What the exercise asks: Exactly as written, retype the listing below, omitting the pictures.

(Some records)
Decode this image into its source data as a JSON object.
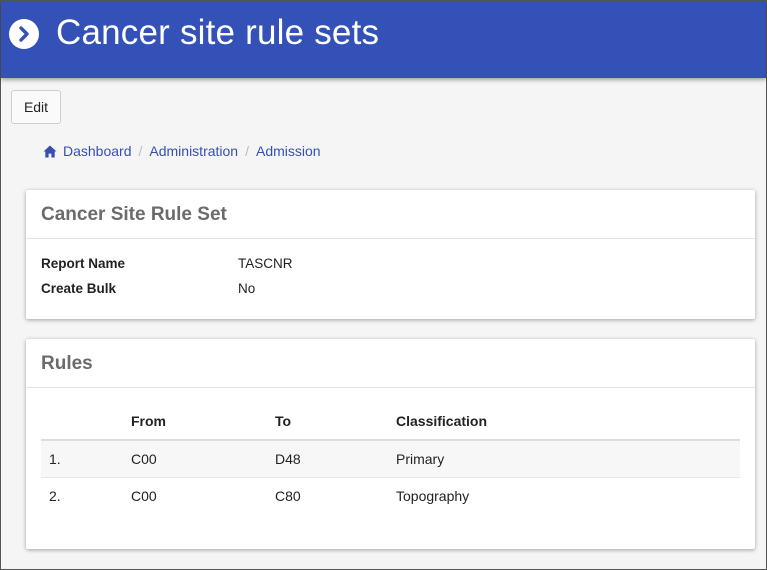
{
  "header": {
    "title": "Cancer site rule sets",
    "icon": "chevron-right-circle-icon",
    "background_color": "#3451b8"
  },
  "toolbar": {
    "edit_label": "Edit"
  },
  "breadcrumb": {
    "home_icon": "home-icon",
    "items": [
      "Dashboard",
      "Administration",
      "Admission"
    ],
    "separator": "/"
  },
  "rule_set_card": {
    "title": "Cancer Site Rule Set",
    "fields": [
      {
        "label": "Report Name",
        "value": "TASCNR"
      },
      {
        "label": "Create Bulk",
        "value": "No"
      }
    ]
  },
  "rules_card": {
    "title": "Rules",
    "columns": [
      "",
      "From",
      "To",
      "Classification"
    ],
    "rows": [
      {
        "index": "1.",
        "from": "C00",
        "to": "D48",
        "classification": "Primary"
      },
      {
        "index": "2.",
        "from": "C00",
        "to": "C80",
        "classification": "Topography"
      }
    ]
  }
}
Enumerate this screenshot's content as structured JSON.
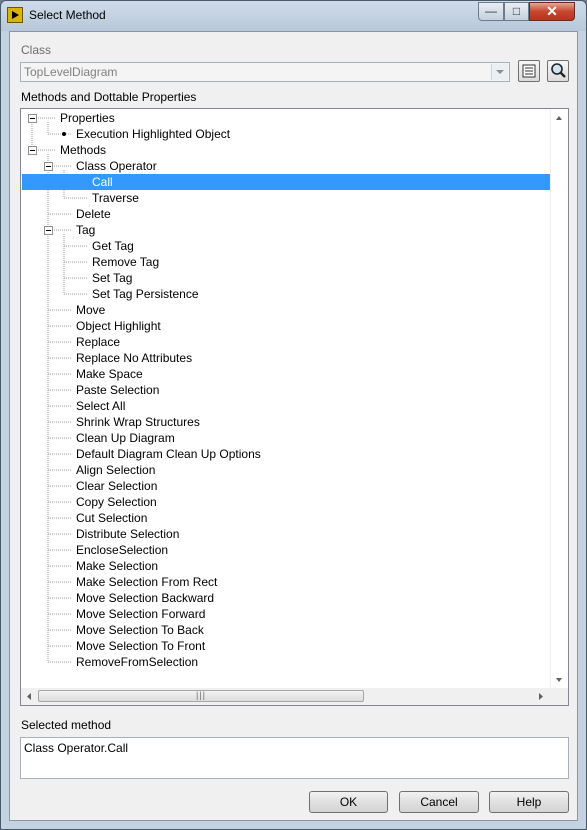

Response to this exercise:
Decode this image into its source data as a JSON object.
{
  "header": {
    "title": "Cancer site rule sets",
    "icon": "chevron-right-circle-icon",
    "background_color": "#3451b8"
  },
  "toolbar": {
    "edit_label": "Edit"
  },
  "breadcrumb": {
    "home_icon": "home-icon",
    "items": [
      "Dashboard",
      "Administration",
      "Admission"
    ],
    "separator": "/"
  },
  "rule_set_card": {
    "title": "Cancer Site Rule Set",
    "fields": [
      {
        "label": "Report Name",
        "value": "TASCNR"
      },
      {
        "label": "Create Bulk",
        "value": "No"
      }
    ]
  },
  "rules_card": {
    "title": "Rules",
    "columns": [
      "",
      "From",
      "To",
      "Classification"
    ],
    "rows": [
      {
        "index": "1.",
        "from": "C00",
        "to": "D48",
        "classification": "Primary"
      },
      {
        "index": "2.",
        "from": "C00",
        "to": "C80",
        "classification": "Topography"
      }
    ]
  }
}
Enumerate this screenshot's content as structured JSON.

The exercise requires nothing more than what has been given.